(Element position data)
════

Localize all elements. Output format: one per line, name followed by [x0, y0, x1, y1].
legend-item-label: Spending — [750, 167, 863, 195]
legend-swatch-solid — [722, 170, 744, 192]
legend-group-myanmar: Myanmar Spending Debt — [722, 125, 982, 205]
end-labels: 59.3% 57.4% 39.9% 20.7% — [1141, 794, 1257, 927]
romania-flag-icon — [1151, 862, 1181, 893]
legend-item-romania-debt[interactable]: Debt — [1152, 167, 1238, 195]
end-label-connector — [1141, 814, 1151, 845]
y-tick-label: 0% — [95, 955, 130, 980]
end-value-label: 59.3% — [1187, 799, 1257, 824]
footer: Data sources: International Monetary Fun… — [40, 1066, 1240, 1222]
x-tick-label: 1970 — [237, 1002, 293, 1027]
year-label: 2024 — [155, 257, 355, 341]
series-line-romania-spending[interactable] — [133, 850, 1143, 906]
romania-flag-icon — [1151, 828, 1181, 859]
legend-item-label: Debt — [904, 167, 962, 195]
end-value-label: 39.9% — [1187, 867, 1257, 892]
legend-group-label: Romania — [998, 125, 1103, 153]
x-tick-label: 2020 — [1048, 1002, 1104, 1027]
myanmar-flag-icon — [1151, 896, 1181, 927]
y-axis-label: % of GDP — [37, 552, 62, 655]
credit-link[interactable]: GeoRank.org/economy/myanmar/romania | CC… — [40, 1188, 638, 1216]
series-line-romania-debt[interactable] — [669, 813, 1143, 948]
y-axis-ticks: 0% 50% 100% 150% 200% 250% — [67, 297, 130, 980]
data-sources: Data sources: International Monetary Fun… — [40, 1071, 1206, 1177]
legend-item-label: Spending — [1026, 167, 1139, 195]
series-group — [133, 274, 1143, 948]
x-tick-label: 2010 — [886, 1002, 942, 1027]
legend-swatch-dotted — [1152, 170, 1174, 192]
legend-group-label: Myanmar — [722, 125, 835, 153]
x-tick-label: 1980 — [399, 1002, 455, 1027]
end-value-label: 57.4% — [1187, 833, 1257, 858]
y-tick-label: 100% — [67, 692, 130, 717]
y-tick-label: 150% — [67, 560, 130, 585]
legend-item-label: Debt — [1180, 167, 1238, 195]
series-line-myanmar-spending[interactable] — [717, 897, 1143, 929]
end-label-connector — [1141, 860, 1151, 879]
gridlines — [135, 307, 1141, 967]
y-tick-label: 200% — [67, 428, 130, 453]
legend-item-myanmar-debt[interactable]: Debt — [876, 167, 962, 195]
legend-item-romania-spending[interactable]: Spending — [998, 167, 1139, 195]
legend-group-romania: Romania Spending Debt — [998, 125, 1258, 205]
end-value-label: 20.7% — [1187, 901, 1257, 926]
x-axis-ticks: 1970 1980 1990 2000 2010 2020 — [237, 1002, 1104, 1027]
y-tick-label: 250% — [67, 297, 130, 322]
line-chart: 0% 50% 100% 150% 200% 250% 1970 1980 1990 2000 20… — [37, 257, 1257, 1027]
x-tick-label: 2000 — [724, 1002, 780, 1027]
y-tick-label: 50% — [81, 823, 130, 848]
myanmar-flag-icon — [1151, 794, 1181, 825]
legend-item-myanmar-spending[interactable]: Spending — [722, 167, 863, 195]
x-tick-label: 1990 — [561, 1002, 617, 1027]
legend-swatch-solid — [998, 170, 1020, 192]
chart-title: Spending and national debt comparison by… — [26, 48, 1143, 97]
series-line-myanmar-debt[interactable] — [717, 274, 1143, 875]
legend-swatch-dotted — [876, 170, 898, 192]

════

Problem details: Copy out, unchanged, every line of the data from its first line through the line containing "end-label-connector — [1141, 814, 1151, 845]", including both.

Solved problem:
Localize all elements. Output format: one per line, name followed by [x0, y0, x1, y1].
legend-item-label: Spending — [750, 167, 863, 195]
legend-swatch-solid — [722, 170, 744, 192]
legend-group-myanmar: Myanmar Spending Debt — [722, 125, 982, 205]
end-labels: 59.3% 57.4% 39.9% 20.7% — [1141, 794, 1257, 927]
romania-flag-icon — [1151, 862, 1181, 893]
legend-item-romania-debt[interactable]: Debt — [1152, 167, 1238, 195]
end-label-connector — [1141, 814, 1151, 845]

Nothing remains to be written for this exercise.